_YOUR OBJECTIVE_:
Using the listing below, extract each line that has the word "while" in it.

** START OF DATASET EXCERPTS **

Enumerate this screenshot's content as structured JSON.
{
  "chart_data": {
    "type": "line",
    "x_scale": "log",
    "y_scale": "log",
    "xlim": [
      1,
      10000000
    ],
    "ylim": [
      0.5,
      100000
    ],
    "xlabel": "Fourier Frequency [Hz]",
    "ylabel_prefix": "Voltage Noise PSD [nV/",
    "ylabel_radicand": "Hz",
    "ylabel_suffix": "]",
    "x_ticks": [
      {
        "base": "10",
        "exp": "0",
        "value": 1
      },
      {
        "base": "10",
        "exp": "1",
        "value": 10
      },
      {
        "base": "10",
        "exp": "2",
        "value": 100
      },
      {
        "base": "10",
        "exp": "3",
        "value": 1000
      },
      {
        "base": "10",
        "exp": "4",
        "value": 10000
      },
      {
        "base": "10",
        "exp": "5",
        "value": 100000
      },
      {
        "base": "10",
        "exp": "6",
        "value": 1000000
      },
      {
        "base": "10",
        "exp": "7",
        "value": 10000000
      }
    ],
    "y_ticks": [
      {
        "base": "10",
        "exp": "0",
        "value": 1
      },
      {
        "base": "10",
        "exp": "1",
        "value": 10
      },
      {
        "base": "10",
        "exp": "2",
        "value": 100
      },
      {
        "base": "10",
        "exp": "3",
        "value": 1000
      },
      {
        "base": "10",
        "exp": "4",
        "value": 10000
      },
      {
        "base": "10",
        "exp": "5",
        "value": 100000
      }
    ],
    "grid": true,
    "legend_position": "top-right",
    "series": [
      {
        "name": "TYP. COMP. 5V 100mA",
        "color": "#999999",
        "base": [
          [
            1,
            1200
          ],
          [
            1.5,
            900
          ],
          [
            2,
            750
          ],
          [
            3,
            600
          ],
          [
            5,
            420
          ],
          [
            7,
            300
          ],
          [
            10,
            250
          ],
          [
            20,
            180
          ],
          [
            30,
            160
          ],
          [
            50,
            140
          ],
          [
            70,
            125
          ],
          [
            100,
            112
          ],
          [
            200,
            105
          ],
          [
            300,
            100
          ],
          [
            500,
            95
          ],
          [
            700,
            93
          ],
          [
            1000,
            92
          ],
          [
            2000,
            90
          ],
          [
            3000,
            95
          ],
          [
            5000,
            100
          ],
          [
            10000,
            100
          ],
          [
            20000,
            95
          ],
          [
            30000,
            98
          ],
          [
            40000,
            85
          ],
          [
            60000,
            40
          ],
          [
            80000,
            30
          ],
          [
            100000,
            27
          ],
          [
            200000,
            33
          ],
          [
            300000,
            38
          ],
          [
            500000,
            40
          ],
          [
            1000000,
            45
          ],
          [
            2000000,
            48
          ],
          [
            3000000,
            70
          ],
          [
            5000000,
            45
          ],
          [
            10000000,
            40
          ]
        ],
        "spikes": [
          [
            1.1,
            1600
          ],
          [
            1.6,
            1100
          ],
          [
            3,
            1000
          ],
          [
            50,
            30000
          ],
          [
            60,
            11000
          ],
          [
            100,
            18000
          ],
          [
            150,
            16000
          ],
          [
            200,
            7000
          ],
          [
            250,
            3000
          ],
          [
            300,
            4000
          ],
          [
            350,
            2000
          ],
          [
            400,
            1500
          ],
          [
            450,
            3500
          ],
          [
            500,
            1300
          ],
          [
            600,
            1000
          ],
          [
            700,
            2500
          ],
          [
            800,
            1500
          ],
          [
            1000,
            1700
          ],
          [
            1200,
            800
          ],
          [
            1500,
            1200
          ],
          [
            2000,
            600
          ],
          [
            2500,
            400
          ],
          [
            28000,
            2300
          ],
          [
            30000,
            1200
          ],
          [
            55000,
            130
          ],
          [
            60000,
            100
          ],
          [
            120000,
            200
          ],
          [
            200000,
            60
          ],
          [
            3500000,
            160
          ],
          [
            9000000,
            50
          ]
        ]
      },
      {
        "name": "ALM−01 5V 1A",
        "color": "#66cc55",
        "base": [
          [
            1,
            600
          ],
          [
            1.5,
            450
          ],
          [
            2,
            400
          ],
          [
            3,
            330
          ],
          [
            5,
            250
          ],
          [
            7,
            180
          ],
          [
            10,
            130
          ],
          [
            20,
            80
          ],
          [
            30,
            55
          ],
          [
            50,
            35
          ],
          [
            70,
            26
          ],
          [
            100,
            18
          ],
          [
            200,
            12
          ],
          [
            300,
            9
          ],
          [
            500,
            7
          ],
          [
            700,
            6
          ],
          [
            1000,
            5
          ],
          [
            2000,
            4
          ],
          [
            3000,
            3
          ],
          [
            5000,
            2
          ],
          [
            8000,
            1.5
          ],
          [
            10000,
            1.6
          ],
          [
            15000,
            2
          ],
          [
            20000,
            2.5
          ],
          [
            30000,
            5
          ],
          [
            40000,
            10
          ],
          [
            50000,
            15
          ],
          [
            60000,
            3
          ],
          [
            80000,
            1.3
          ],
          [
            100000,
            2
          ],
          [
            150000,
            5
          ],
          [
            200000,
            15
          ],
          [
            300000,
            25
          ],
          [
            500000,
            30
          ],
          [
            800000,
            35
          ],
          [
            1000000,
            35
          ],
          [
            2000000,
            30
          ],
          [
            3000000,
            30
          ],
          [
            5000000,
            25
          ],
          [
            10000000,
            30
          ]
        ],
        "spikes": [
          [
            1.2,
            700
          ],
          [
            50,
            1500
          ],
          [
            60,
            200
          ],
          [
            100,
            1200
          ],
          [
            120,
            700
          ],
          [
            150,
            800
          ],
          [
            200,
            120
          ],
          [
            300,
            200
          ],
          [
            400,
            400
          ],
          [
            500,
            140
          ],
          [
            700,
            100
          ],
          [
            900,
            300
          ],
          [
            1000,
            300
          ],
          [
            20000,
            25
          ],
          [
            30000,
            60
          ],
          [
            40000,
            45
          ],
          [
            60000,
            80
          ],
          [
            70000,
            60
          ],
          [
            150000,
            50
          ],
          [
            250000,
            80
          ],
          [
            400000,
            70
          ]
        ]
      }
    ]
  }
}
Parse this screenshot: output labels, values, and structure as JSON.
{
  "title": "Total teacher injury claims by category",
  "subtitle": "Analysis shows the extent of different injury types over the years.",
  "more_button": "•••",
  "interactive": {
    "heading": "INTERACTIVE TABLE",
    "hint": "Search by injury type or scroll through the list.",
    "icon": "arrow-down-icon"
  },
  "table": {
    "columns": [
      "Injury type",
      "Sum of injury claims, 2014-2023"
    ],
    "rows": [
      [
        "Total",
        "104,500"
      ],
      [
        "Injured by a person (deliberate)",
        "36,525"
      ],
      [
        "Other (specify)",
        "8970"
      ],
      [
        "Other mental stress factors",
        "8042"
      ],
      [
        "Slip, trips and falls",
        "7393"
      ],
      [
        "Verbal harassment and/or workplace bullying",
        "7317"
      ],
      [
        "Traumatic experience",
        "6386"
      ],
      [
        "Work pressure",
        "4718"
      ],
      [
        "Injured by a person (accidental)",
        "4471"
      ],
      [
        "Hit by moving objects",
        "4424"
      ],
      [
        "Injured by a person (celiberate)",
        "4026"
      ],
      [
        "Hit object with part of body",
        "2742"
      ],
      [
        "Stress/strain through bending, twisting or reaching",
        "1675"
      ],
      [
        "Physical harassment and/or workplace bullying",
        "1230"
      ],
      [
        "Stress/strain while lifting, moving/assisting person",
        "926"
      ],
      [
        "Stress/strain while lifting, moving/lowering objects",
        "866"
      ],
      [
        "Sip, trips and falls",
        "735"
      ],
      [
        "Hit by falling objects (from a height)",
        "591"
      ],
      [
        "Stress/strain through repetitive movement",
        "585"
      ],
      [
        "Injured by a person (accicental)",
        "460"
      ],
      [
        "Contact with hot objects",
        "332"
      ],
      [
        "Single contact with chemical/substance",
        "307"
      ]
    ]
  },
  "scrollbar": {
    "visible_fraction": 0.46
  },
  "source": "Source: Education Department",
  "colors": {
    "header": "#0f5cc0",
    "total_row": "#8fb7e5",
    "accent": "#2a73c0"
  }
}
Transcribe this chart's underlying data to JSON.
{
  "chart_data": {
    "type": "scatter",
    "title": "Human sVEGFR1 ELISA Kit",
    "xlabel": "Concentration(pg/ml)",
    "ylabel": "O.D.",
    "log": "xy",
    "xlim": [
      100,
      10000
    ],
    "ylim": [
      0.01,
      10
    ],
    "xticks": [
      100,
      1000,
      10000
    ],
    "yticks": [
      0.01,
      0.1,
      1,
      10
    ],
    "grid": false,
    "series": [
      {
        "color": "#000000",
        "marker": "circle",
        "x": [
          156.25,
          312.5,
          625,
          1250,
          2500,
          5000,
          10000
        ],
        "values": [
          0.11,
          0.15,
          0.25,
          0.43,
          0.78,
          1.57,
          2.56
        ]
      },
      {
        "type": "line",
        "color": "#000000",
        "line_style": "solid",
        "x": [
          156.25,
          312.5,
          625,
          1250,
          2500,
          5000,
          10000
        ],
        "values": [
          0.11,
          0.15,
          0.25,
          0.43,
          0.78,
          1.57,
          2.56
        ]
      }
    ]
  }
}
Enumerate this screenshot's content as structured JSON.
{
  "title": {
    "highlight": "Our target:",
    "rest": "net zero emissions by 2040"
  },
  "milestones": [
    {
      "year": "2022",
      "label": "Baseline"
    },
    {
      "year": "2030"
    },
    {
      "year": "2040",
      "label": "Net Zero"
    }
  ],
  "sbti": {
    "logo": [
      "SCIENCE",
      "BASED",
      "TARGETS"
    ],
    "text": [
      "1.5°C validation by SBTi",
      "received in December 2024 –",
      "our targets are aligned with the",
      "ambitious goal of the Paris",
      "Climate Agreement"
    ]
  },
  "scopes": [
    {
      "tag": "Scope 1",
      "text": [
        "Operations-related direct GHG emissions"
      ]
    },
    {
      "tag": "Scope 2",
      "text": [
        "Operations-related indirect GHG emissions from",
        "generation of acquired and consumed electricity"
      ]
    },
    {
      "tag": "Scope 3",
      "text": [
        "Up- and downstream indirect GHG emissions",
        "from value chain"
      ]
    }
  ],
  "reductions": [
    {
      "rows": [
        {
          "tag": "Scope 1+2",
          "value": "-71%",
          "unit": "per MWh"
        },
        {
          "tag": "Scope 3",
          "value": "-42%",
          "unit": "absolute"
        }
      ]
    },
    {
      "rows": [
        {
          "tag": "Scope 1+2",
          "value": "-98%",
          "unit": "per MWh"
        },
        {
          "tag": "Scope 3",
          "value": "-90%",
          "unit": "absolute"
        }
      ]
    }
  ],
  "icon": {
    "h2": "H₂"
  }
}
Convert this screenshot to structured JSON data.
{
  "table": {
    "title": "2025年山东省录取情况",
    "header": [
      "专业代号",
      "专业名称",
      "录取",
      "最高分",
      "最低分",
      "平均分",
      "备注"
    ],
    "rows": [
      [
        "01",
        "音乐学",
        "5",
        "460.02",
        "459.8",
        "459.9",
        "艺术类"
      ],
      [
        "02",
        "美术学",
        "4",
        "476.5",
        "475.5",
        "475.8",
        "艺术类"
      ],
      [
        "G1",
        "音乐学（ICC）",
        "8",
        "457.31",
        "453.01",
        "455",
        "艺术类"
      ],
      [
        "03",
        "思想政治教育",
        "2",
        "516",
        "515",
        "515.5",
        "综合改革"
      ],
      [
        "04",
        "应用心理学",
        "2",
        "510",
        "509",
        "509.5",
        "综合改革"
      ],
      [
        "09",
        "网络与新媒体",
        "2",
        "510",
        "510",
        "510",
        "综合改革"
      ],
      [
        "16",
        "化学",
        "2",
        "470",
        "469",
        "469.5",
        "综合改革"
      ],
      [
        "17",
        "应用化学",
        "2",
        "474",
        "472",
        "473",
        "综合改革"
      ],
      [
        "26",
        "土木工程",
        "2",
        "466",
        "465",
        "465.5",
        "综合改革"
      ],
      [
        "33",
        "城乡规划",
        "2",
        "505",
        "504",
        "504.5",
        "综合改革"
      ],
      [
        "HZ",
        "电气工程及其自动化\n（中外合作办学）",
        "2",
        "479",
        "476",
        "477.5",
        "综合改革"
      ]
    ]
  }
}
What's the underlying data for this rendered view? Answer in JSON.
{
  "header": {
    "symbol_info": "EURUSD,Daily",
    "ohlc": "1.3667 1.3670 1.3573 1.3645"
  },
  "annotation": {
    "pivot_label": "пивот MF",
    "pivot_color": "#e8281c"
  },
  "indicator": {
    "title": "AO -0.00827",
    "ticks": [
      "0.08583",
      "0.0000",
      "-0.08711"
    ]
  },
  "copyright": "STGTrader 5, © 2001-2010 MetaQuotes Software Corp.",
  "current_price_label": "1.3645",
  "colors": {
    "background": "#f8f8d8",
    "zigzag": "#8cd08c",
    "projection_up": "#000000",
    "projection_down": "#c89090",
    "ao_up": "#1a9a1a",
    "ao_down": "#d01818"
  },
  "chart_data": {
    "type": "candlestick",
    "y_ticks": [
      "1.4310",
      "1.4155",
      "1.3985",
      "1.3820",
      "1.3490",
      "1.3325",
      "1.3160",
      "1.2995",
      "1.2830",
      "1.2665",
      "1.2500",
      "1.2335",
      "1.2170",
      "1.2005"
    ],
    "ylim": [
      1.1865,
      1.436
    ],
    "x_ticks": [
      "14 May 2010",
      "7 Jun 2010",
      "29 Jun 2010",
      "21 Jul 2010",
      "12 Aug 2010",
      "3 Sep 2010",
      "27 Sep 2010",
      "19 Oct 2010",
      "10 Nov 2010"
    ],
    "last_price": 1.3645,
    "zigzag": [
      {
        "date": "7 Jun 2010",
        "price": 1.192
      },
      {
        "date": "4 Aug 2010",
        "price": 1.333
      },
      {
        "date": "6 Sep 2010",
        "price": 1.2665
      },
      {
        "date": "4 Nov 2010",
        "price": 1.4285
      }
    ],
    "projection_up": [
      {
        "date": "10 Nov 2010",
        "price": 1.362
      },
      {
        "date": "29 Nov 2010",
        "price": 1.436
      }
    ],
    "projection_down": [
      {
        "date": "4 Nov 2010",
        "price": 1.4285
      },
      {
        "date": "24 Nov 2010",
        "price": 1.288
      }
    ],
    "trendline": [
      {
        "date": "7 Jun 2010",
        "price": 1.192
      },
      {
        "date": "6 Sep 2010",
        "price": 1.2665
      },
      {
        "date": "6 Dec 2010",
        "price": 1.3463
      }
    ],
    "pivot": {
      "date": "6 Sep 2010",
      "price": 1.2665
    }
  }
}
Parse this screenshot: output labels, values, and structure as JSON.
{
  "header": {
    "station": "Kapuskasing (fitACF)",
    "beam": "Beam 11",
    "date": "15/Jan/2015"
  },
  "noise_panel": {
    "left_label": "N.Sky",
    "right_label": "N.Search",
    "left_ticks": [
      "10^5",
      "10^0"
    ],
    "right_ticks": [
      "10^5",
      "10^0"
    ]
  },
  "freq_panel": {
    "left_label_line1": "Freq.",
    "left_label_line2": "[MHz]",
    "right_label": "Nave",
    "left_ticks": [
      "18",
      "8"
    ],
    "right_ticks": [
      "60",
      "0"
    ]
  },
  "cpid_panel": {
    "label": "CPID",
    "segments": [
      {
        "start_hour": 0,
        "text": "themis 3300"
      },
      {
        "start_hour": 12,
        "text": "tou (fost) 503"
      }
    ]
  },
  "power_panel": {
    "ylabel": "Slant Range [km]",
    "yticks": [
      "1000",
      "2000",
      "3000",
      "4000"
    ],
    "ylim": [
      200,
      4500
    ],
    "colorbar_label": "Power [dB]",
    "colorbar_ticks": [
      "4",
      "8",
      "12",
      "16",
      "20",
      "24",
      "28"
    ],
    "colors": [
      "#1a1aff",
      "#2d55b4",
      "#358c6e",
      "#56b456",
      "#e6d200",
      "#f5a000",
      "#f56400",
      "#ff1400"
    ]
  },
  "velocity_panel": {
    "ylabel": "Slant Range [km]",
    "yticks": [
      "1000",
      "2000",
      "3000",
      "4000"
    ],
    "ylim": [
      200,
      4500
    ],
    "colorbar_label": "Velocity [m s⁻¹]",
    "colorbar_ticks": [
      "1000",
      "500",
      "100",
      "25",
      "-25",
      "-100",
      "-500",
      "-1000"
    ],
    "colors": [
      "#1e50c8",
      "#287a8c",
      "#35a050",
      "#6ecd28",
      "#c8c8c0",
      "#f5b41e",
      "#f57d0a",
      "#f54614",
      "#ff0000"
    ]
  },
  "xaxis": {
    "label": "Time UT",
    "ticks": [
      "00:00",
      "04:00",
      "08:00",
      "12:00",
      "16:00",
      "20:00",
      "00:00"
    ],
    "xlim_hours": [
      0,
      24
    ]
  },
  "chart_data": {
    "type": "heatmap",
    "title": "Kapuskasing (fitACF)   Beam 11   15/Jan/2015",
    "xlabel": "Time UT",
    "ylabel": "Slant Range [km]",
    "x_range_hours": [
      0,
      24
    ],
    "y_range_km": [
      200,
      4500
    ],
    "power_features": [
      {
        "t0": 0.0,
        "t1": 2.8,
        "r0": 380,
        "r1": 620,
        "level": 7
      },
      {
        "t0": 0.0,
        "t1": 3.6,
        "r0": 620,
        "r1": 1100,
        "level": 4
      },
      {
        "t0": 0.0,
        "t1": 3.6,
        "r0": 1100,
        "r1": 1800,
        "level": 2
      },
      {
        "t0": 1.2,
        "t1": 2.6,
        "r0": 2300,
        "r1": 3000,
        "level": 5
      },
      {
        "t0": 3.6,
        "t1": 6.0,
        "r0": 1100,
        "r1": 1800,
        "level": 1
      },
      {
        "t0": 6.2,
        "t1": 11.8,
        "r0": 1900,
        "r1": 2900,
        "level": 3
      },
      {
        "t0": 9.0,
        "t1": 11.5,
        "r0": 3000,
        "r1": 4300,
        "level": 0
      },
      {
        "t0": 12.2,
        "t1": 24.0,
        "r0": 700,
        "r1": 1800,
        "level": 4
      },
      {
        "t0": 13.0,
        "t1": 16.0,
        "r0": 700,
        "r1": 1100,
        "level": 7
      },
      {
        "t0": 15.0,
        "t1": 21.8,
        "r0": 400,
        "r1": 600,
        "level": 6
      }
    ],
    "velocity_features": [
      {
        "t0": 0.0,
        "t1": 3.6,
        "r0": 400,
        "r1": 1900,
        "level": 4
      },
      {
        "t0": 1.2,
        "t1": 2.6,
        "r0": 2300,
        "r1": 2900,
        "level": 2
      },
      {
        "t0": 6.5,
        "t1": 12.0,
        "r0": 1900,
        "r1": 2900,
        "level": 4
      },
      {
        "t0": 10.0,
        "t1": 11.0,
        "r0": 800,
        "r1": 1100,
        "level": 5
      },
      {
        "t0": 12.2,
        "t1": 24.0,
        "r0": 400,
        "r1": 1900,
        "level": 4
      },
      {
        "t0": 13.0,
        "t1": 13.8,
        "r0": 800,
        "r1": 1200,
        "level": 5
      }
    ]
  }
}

** END OF DATASET EXCERPTS **

_SOLUTION_:
        "Stress/strain while lifting, moving/assisting person",
        "Stress/strain while lifting, moving/lowering objects",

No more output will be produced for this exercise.